Aufgabenstellung: Führe den Artikel über Japans außenpolitische Ziele und den angestrebten ständigen Sitz im UN-Sicherheitsrat im Anschluss an seinen letzten Satz fort.

Artikel:
------------------------------------------------------------------------

Mit den neuen Richtlinien zielt die japanische Regierung darauf ab, auch in Zentralasien und im Kaukasus zu intervenieren. Die Öl- und Gasfelder in diesen Regionen sind sehr attraktiv. Immer mehr japanische Unternehmen beteiligen sich dort an der Erschließung der Energiequellen und am Bau der neuen Öl- und Gaspipelines. Das ist das »nationale Interesse«, das die neuen Richtlinien betonen.

Ein ständiger Sitz im UN-Sicherheitsrat?

Im September 2004 erklärte der japanische Ministerpräsident Koizumi vor der UN-Vollversammlung, dass sich Japan einen Ständigen Sitz im Sicherheitsrat wünscht. Am selben Nachmittag hatte er mit dem deutschen Außenminister Joschka Fischer, Brasiliens Präsident Luiz Inacio Lula da Silva und dem indischen Premier Manmohan Singhdem einen demonstrativen Händedruck vollzogen.

------------------------------------------------------------------------

Auflistung:

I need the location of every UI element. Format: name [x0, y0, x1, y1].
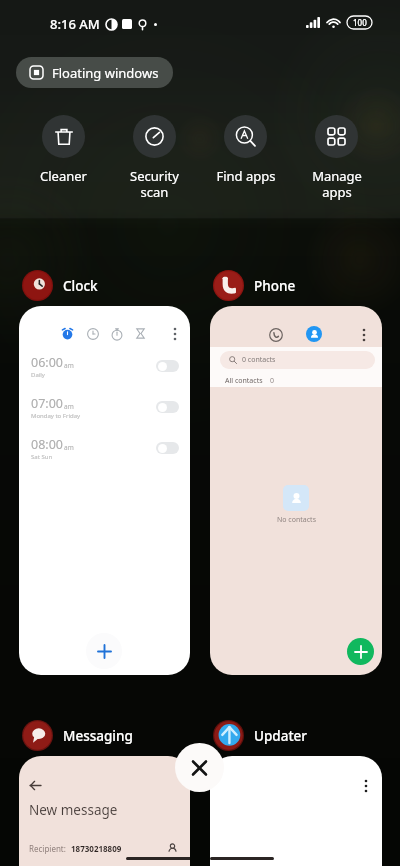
- button[interactable]: Add alarm: [86, 633, 122, 669]
- button[interactable]: Toggle alarm: [156, 442, 179, 454]
- staticText: Phone: [254, 277, 296, 295]
- button[interactable]: Back: [19, 756, 190, 866]
- button[interactable]: 06:00: [31, 351, 179, 381]
- button[interactable]: Toggle alarm: [156, 401, 179, 413]
- staticText: New message: [29, 801, 118, 819]
- button[interactable]: Toggle alarm: [156, 360, 179, 372]
- staticText: 08:00: [31, 436, 63, 453]
- staticText: Sat Sun: [31, 453, 53, 461]
- button[interactable]: Security scan: [109, 115, 200, 200]
- button[interactable]: 08:00: [31, 433, 179, 463]
- staticText: No contacts: [277, 515, 316, 525]
- staticText: 06:00: [31, 354, 63, 371]
- button[interactable]: Phone: [210, 269, 296, 302]
- button[interactable]: Back: [27, 777, 43, 793]
- staticText: Monday to Friday: [31, 412, 81, 420]
- button[interactable]: More options: [358, 778, 373, 793]
- button[interactable]: Messaging: [19, 719, 133, 752]
- staticText: Updater: [254, 727, 308, 745]
- staticText: 07:00: [31, 395, 63, 412]
- button[interactable]: 0 contacts: [210, 306, 382, 675]
- button[interactable]: 0 contacts: [220, 351, 375, 369]
- staticText: All contacts: [225, 376, 263, 386]
- button[interactable]: Clock: [19, 269, 98, 302]
- button[interactable]: Updater: [210, 719, 308, 752]
- staticText: Find apps: [216, 167, 276, 185]
- button[interactable]: Manage apps: [291, 115, 382, 200]
- button[interactable]: Cleaner: [18, 115, 109, 185]
- staticText: Messaging: [63, 727, 133, 745]
- staticText: 0: [270, 376, 275, 386]
- staticText: Cleaner: [40, 167, 87, 185]
- staticText: Manage apps: [312, 167, 362, 200]
- staticText: 100: [353, 17, 367, 28]
- button[interactable]: Find apps: [200, 115, 291, 185]
- button[interactable]: Close all: [175, 743, 224, 792]
- button[interactable]: More options: [210, 756, 382, 866]
- staticText: am: [64, 361, 74, 370]
- staticText: Recipient:: [29, 843, 66, 854]
- staticText: 0 contacts: [242, 355, 276, 365]
- staticText: Floating windows: [52, 64, 159, 82]
- staticText: 8:16 AM: [50, 15, 100, 33]
- button[interactable]: All contacts: [210, 374, 382, 387]
- button[interactable]: Add contact: [347, 638, 374, 665]
- staticText: Clock: [63, 277, 98, 295]
- staticText: Daily: [31, 371, 45, 379]
- button[interactable]: Floating windows: [16, 57, 173, 88]
- staticText: 18730218809: [71, 843, 122, 854]
- button[interactable]: 07:00: [31, 392, 179, 422]
- staticText: Security scan: [130, 167, 179, 200]
- staticText: am: [64, 402, 74, 411]
- staticText: am: [64, 443, 74, 452]
- button[interactable]: 06:00: [19, 306, 190, 675]
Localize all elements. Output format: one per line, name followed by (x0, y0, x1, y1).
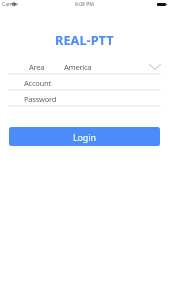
staticText: Account (24, 78, 51, 88)
other: Select area (149, 64, 161, 70)
staticText: Carrier (2, 1, 19, 8)
button[interactable]: Account (0, 75, 169, 91)
staticText: America (64, 62, 92, 72)
button[interactable]: Password (0, 91, 169, 107)
staticText: 6:08 PM (75, 1, 94, 8)
staticText: Area (29, 62, 45, 72)
staticText: Password (24, 94, 57, 104)
button[interactable]: Area (0, 58, 169, 75)
button[interactable]: Login (9, 127, 160, 146)
staticText: REAL-PTT (55, 31, 114, 48)
other: Wi-Fi (12, 3, 16, 6)
staticText: Login (73, 131, 96, 143)
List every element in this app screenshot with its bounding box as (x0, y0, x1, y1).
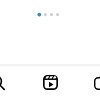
button[interactable]: Reels (43, 75, 58, 90)
button[interactable]: Search (0, 72, 8, 92)
button[interactable]: Shop (94, 75, 100, 90)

------------------------------------------------------------------------

Lösung:
Japan scheint im wesentlichen vier Ziele zu verfolgen.

  • Die Streichung der Formulierungen von »Feindstaaten« aus der UN-Charta (Artikel 53 und 107). Es ist verständlich, dass Japan wie Deutschland es schon längst als ungerecht empfinden, als ehemalige Feindstaaten behandelt zu werden.
  • Finanzfairness. Japan ist der zweitgrößter Beitragzahler der UN. 2004 betrugt der UN-Haushalt etwa 1,5 Mrd. US-Dollar. Japan (19,5%) trägt wie Deutschland (8,7%) mehr zum Funktionieren der Weltorganisation bei als vier der fünf Ständigen Mitglieder des Sicherheitsrats. Das uralte Verfassungsprinzip »Keine Steuer ohne Stimmrecht« muss aus Sicht Japans endlich auch für die Weltorganisation gelten.
  • Bruch des Informationsmonopols. Die Ständigen Mitglieder monopolisieren verschiedentlich Informationen. Japan fühlt sich hierdurch benachteiligt bei multinationalen Verhandlungen.
  • Mit dem Vetorecht eines Ständigen Mitgliedes will Japan seine Souveränität deutlicher zeigen.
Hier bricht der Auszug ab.